YOUR INSTRUCTIONS>
List each line holding the string "nhân".
......
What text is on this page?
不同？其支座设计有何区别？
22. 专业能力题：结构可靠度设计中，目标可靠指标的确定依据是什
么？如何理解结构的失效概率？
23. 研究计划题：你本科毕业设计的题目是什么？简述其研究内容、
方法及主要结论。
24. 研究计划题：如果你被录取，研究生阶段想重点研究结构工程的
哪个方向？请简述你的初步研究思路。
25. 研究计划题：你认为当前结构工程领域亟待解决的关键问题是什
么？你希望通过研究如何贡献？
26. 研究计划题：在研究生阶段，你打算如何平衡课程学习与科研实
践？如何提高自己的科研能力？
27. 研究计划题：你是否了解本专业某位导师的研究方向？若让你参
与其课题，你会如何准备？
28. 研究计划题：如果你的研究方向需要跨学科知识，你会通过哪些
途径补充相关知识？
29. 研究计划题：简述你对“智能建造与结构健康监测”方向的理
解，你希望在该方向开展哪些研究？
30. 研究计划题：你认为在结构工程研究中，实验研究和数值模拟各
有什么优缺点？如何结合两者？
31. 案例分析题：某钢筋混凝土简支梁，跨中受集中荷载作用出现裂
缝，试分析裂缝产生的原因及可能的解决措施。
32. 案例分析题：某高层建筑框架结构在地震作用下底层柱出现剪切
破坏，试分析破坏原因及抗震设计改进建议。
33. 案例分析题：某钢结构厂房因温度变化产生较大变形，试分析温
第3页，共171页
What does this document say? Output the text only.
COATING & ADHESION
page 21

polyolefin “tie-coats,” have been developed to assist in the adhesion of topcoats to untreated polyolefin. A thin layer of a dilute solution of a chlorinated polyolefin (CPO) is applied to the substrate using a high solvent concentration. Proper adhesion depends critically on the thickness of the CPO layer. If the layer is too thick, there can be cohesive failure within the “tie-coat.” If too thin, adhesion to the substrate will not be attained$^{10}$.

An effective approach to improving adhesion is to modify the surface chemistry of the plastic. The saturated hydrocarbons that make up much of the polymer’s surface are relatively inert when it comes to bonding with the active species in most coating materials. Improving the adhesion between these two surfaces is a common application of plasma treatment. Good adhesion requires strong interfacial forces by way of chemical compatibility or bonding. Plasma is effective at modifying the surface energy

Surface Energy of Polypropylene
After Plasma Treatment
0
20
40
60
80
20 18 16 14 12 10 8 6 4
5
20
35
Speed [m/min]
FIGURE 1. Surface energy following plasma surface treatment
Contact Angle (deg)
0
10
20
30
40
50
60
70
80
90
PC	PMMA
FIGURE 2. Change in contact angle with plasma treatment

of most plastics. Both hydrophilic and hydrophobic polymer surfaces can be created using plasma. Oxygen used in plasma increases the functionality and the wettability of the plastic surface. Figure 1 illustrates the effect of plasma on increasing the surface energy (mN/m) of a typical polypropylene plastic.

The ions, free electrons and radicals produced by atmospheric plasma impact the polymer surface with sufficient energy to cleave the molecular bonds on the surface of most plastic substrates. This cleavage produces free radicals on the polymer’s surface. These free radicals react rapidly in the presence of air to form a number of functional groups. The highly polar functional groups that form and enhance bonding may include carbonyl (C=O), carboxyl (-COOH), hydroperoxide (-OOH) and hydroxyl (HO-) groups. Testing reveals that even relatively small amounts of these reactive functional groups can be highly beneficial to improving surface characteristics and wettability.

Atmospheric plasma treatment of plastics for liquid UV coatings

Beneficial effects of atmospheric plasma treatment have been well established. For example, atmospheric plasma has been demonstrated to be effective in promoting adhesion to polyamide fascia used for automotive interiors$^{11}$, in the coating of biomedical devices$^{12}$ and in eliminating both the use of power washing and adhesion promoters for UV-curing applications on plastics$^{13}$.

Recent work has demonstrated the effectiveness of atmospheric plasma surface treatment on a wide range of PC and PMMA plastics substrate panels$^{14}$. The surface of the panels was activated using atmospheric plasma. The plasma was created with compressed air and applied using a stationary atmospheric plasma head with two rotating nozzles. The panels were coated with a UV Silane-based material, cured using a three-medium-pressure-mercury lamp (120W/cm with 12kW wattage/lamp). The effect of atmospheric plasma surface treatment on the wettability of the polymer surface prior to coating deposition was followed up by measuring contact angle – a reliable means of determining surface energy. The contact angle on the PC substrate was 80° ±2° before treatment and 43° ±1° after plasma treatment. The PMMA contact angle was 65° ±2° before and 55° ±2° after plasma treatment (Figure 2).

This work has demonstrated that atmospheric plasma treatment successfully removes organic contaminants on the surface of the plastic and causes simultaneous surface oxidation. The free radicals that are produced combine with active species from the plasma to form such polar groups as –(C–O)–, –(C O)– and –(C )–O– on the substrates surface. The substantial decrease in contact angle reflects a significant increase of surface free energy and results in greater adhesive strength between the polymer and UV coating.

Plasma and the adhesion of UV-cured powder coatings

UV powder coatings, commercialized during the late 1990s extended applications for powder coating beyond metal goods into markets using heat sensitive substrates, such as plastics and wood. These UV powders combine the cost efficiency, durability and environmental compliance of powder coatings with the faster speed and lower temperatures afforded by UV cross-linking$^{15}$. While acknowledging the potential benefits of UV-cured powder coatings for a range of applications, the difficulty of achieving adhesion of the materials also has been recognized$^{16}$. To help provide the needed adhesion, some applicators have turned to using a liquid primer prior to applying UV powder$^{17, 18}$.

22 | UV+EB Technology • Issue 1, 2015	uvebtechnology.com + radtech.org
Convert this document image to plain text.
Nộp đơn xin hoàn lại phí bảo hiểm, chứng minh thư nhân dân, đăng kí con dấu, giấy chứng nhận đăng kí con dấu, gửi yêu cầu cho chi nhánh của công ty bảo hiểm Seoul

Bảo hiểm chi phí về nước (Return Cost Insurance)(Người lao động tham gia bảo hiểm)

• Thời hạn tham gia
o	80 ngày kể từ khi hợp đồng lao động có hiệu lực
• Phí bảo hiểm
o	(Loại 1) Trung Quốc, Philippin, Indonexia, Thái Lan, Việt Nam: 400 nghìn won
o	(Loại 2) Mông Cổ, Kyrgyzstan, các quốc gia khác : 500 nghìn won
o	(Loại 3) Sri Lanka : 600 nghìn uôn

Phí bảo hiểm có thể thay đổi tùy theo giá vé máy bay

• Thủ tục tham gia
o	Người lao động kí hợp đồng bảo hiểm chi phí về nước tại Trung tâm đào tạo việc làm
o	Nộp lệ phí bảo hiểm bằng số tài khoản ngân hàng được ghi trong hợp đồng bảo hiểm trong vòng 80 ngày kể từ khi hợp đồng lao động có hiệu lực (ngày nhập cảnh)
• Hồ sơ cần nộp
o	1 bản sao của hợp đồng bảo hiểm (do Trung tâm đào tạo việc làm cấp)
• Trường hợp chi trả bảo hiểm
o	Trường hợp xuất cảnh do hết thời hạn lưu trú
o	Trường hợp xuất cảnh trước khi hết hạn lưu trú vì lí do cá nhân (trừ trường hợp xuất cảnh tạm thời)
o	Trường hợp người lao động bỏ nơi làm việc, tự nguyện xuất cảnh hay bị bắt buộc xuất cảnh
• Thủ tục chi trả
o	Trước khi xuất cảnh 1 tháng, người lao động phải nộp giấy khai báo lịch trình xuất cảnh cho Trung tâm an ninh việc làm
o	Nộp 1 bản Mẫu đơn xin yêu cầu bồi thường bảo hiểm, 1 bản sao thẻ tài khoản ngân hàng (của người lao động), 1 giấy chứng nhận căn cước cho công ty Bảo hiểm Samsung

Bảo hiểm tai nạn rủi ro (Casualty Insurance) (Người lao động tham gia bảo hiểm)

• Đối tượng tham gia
......
TASK RESPONSE>
Nộp đơn xin hoàn lại phí bảo hiểm, chứng minh thư nhân dân, đăng kí con dấu, giấy chứng nhận đăng kí con dấu, gửi yêu cầu cho chi nhánh của công ty bảo hiểm Seoul
o	Trường hợp xuất cảnh trước khi hết hạn lưu trú vì lí do cá nhân (trừ trường hợp xuất cảnh tạm thời)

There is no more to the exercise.